Task prompt -> Pictures are not part of the copy; repeat everything else in the records exactly.

Information shown ->
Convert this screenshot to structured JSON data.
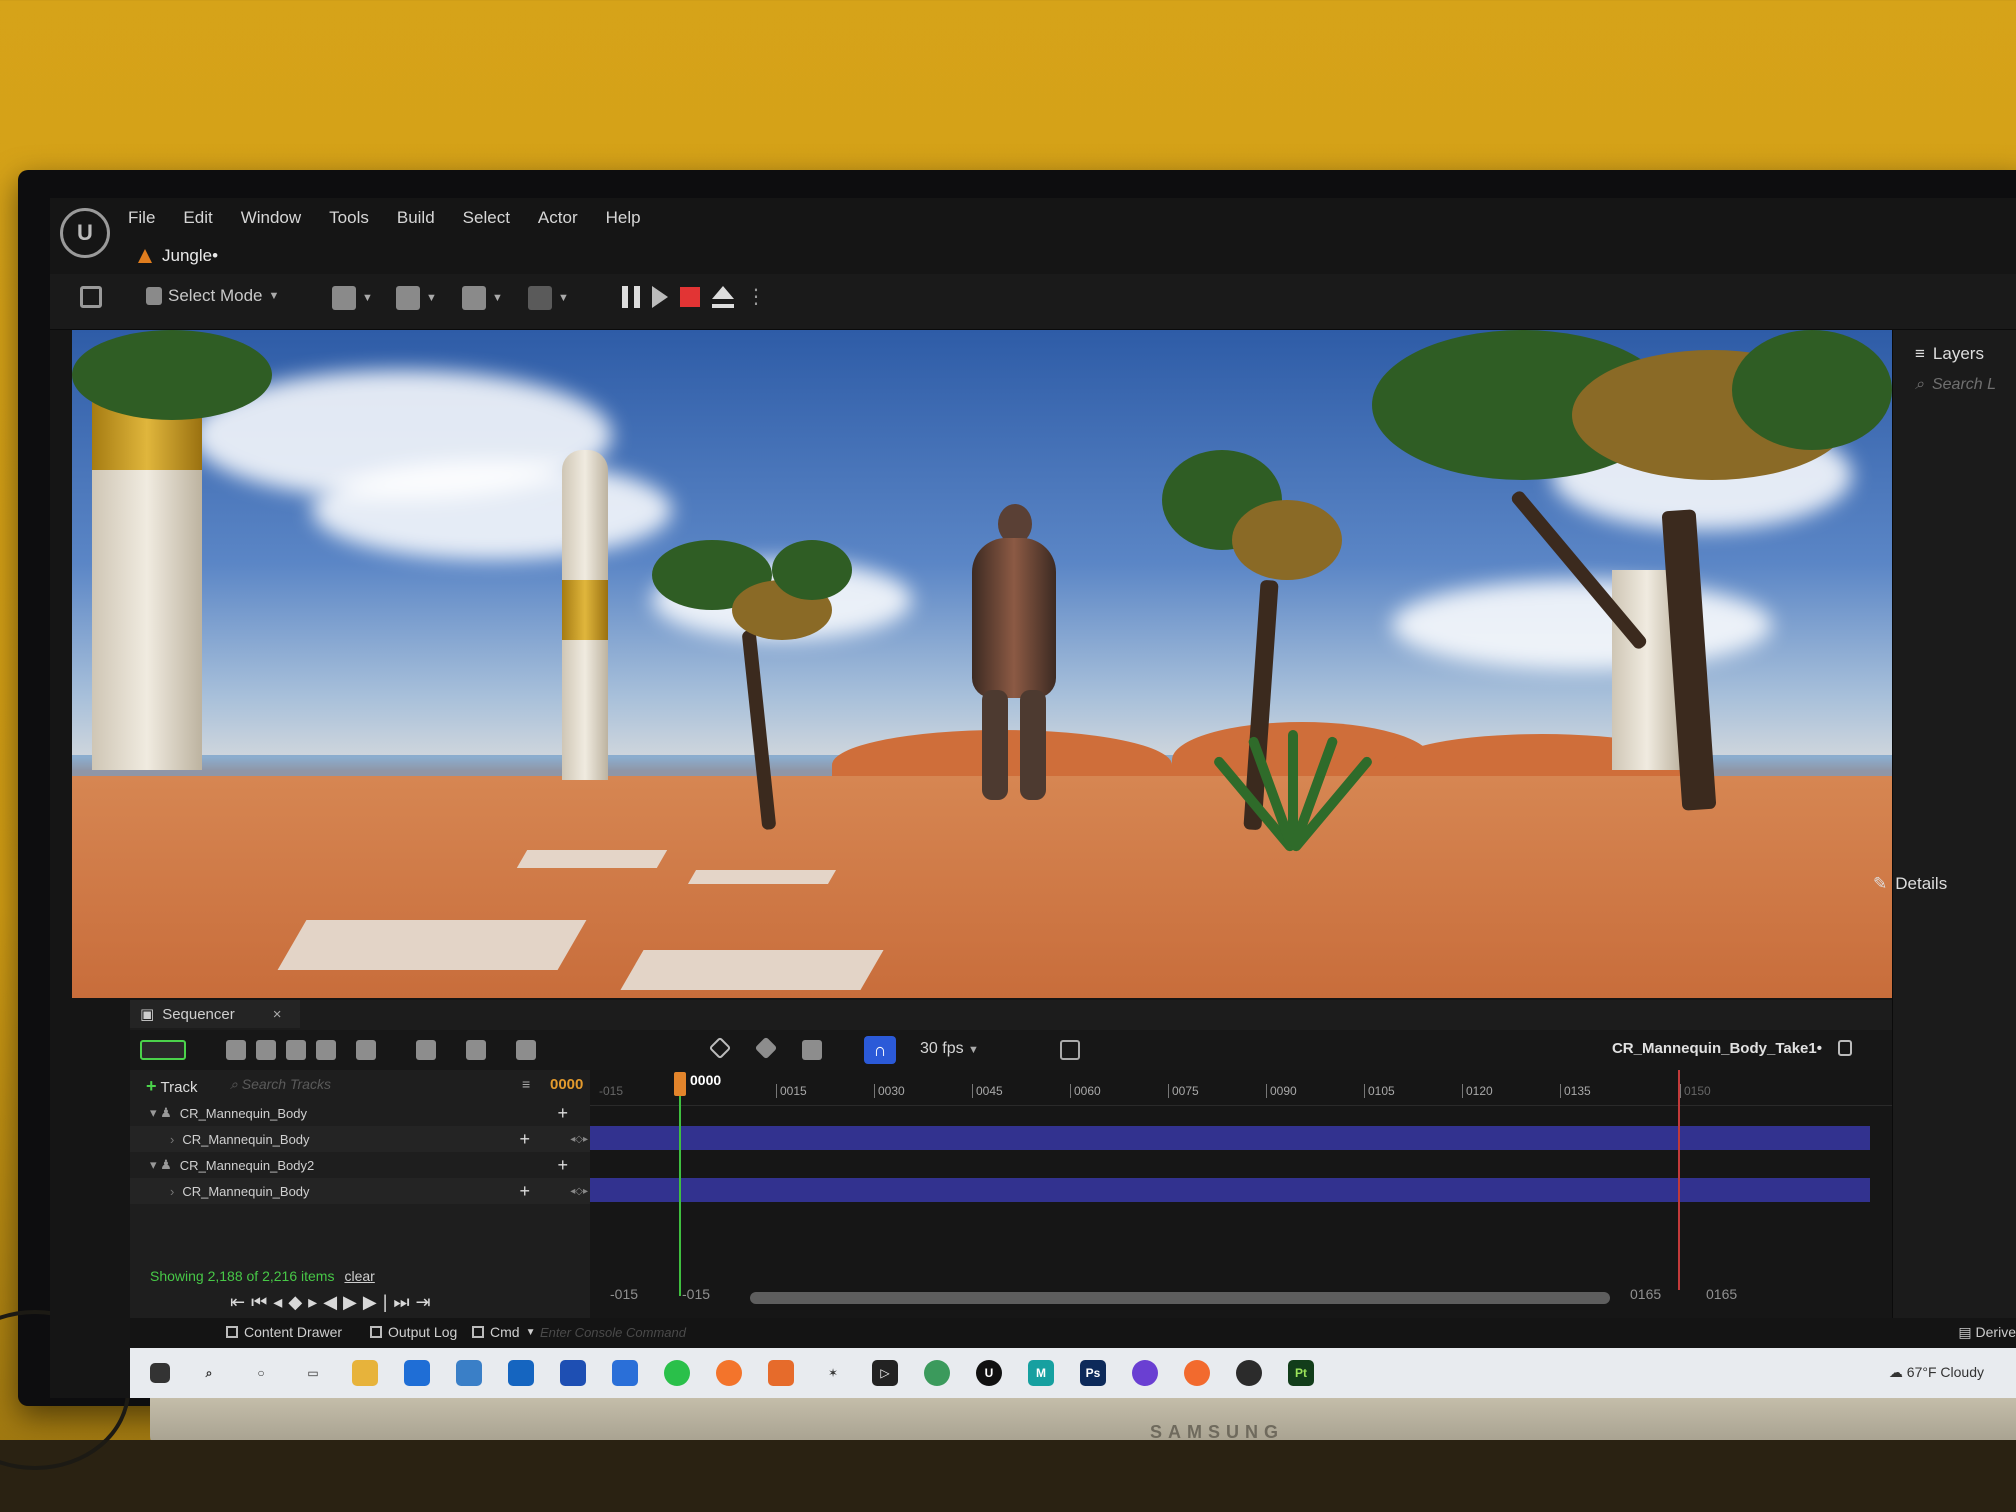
{
  "app": {
    "logo_text": "U",
    "menu": [
      "File",
      "Edit",
      "Window",
      "Tools",
      "Build",
      "Select",
      "Actor",
      "Help"
    ],
    "level_tab": "Jungle•"
  },
  "toolbar": {
    "select_mode": "Select Mode"
  },
  "right_panel": {
    "layers_title": "Layers",
    "search_placeholder": "Search L",
    "details_title": "Details"
  },
  "sequencer": {
    "tab_label": "Sequencer",
    "tab_close": "×",
    "fps": "30 fps",
    "sequence_name": "CR_Mannequin_Body_Take1•",
    "add_track_label": "Track",
    "search_placeholder": "Search Tracks",
    "current_frame": "0000",
    "tracks": [
      {
        "label": "CR_Mannequin_Body",
        "child": false
      },
      {
        "label": "CR_Mannequin_Body",
        "child": true
      },
      {
        "label": "CR_Mannequin_Body2",
        "child": false
      },
      {
        "label": "CR_Mannequin_Body",
        "child": true
      }
    ],
    "showing_text": "Showing 2,188 of 2,216 items",
    "clear_label": "clear",
    "ruler_start": "-015",
    "ruler_ticks": [
      "0015",
      "0030",
      "0045",
      "0060",
      "0075",
      "0090",
      "0105",
      "0120",
      "0135",
      "0150"
    ],
    "view_start": "-015",
    "play_start": "-015",
    "play_end": "0165",
    "view_end": "0165"
  },
  "bottom_bar": {
    "content_drawer": "Content Drawer",
    "output_log": "Output Log",
    "cmd": "Cmd",
    "console_placeholder": "Enter Console Command",
    "derive": "Derive"
  },
  "taskbar": {
    "weather": "67°F  Cloudy"
  },
  "monitor": {
    "brand": "SAMSUNG"
  }
}
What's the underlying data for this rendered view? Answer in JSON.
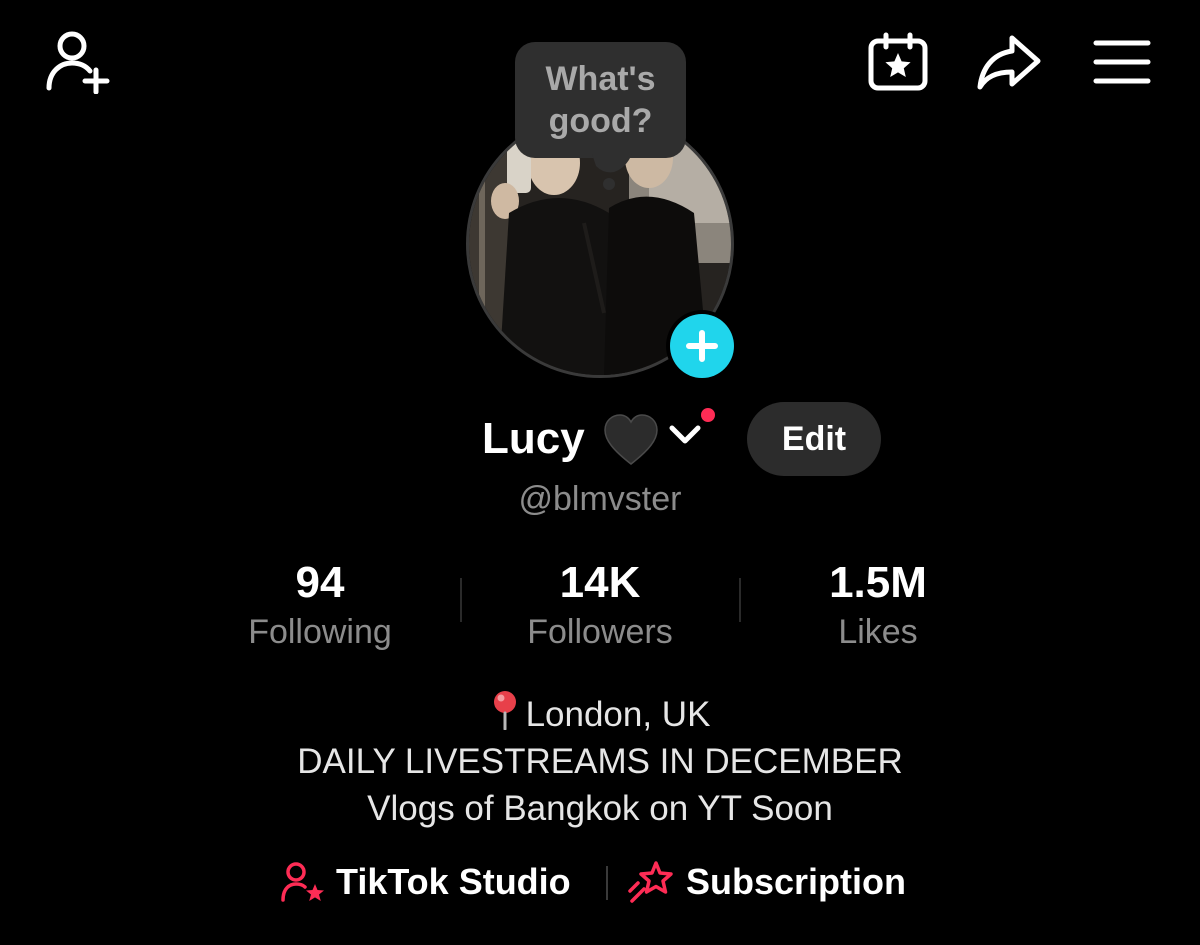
{
  "header": {
    "add_friend_icon": "person-plus-icon",
    "calendar_icon": "calendar-star-icon",
    "share_icon": "share-arrow-icon",
    "menu_icon": "hamburger-menu-icon"
  },
  "bubble": {
    "text_line1": "What's",
    "text_line2": "good?"
  },
  "profile": {
    "display_name": "Lucy",
    "name_emoji": "black-heart-icon",
    "username": "@blmvster",
    "edit_label": "Edit"
  },
  "stats": [
    {
      "value": "94",
      "label": "Following"
    },
    {
      "value": "14K",
      "label": "Followers"
    },
    {
      "value": "1.5M",
      "label": "Likes"
    }
  ],
  "bio": {
    "location": "London, UK",
    "line2": "DAILY LIVESTREAMS IN DECEMBER",
    "line3": "Vlogs of Bangkok on YT Soon"
  },
  "links": {
    "studio_label": "TikTok Studio",
    "subscription_label": "Subscription"
  },
  "colors": {
    "background": "#000000",
    "accent_cyan": "#20d5ec",
    "accent_red": "#fe2c55",
    "muted_text": "#8c8c8c"
  }
}
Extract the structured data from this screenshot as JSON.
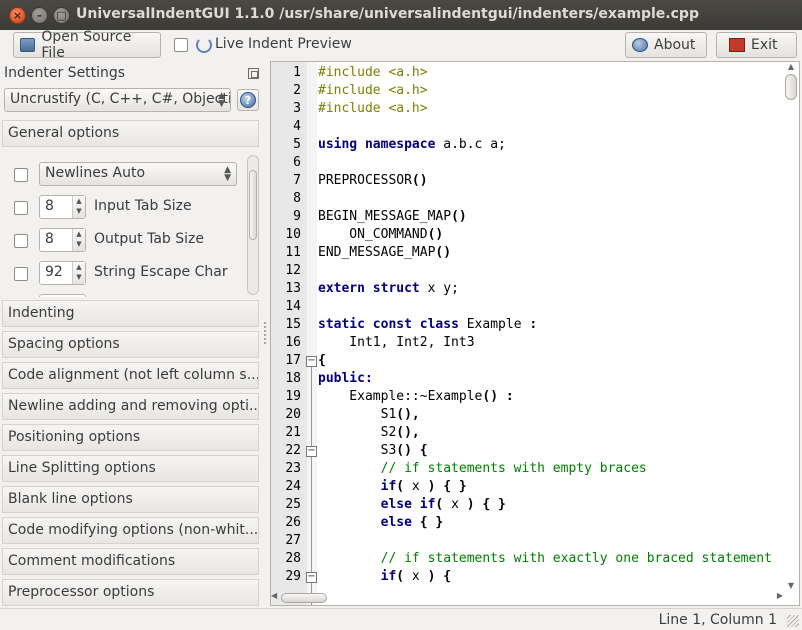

Expected answer ->
Convert this screenshot to structured JSON data.
{
  "app": {
    "logo_text": "U",
    "menu": [
      "File",
      "Edit",
      "Window",
      "Tools",
      "Build",
      "Select",
      "Actor",
      "Help"
    ],
    "level_tab": "Jungle•"
  },
  "toolbar": {
    "select_mode": "Select Mode"
  },
  "right_panel": {
    "layers_title": "Layers",
    "search_placeholder": "Search L",
    "details_title": "Details"
  },
  "sequencer": {
    "tab_label": "Sequencer",
    "tab_close": "×",
    "fps": "30 fps",
    "sequence_name": "CR_Mannequin_Body_Take1•",
    "add_track_label": "Track",
    "search_placeholder": "Search Tracks",
    "current_frame": "0000",
    "tracks": [
      {
        "label": "CR_Mannequin_Body",
        "child": false
      },
      {
        "label": "CR_Mannequin_Body",
        "child": true
      },
      {
        "label": "CR_Mannequin_Body2",
        "child": false
      },
      {
        "label": "CR_Mannequin_Body",
        "child": true
      }
    ],
    "showing_text": "Showing 2,188 of 2,216 items",
    "clear_label": "clear",
    "ruler_start": "-015",
    "ruler_ticks": [
      "0015",
      "0030",
      "0045",
      "0060",
      "0075",
      "0090",
      "0105",
      "0120",
      "0135",
      "0150"
    ],
    "view_start": "-015",
    "play_start": "-015",
    "play_end": "0165",
    "view_end": "0165"
  },
  "bottom_bar": {
    "content_drawer": "Content Drawer",
    "output_log": "Output Log",
    "cmd": "Cmd",
    "console_placeholder": "Enter Console Command",
    "derive": "Derive"
  },
  "taskbar": {
    "weather": "67°F  Cloudy"
  },
  "monitor": {
    "brand": "SAMSUNG"
  }
}
What's the underlying data for this rendered view? Answer in JSON.
{
  "header": {
    "add_friend_icon": "person-plus-icon",
    "calendar_icon": "calendar-star-icon",
    "share_icon": "share-arrow-icon",
    "menu_icon": "hamburger-menu-icon"
  },
  "bubble": {
    "text_line1": "What's",
    "text_line2": "good?"
  },
  "profile": {
    "display_name": "Lucy",
    "name_emoji": "black-heart-icon",
    "username": "@blmvster",
    "edit_label": "Edit"
  },
  "stats": [
    {
      "value": "94",
      "label": "Following"
    },
    {
      "value": "14K",
      "label": "Followers"
    },
    {
      "value": "1.5M",
      "label": "Likes"
    }
  ],
  "bio": {
    "location": "London, UK",
    "line2": "DAILY LIVESTREAMS IN DECEMBER",
    "line3": "Vlogs of Bangkok on YT Soon"
  },
  "links": {
    "studio_label": "TikTok Studio",
    "subscription_label": "Subscription"
  },
  "colors": {
    "background": "#000000",
    "accent_cyan": "#20d5ec",
    "accent_red": "#fe2c55",
    "muted_text": "#8c8c8c"
  }
}
Extract the structured data from this screenshot as JSON.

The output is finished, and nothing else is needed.